**What to work on**
Would you pull out every line of the material that contains the string "nplus"?

**Supplied entries**
## begin

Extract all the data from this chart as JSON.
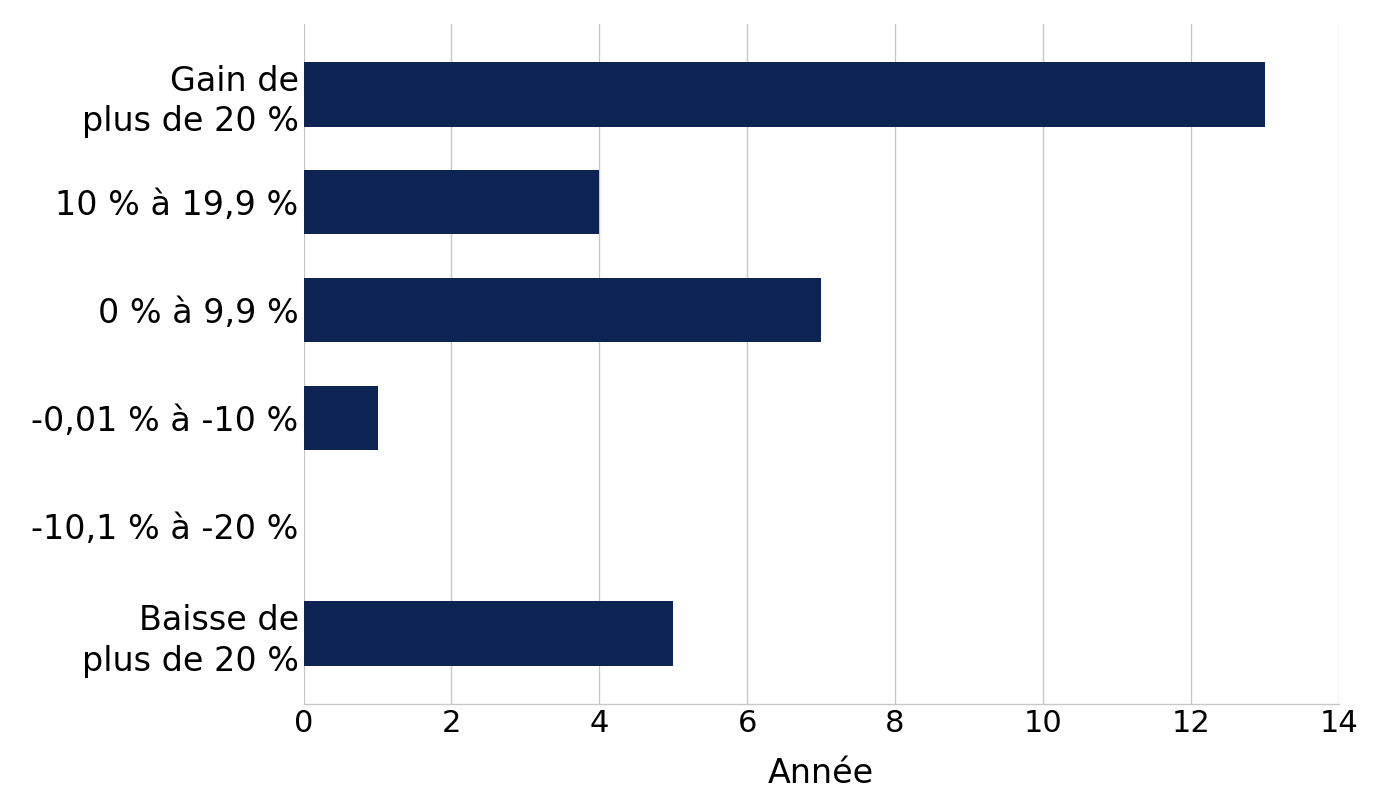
{
  "categories": [
    "Baisse de\nplus de 20 %",
    "-10,1 % à -20 %",
    "-0,01 % à -10 %",
    "0 % à 9,9 %",
    "10 % à 19,9 %",
    "Gain de\nplus de 20 %"
  ],
  "values": [
    5,
    0,
    1,
    7,
    4,
    13
  ],
  "bar_color": "#0d2354",
  "xlabel": "Année",
  "xlim": [
    0,
    14
  ],
  "xticks": [
    0,
    2,
    4,
    6,
    8,
    10,
    12,
    14
  ],
  "background_color": "#ffffff",
  "grid_color": "#c8c8c8",
  "label_fontsize": 24,
  "tick_fontsize": 22,
  "xlabel_fontsize": 24,
  "bar_height": 0.6
}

## end

**Solution**
    "Baisse de\nplus de 20 %",
    "Gain de\nplus de 20 %"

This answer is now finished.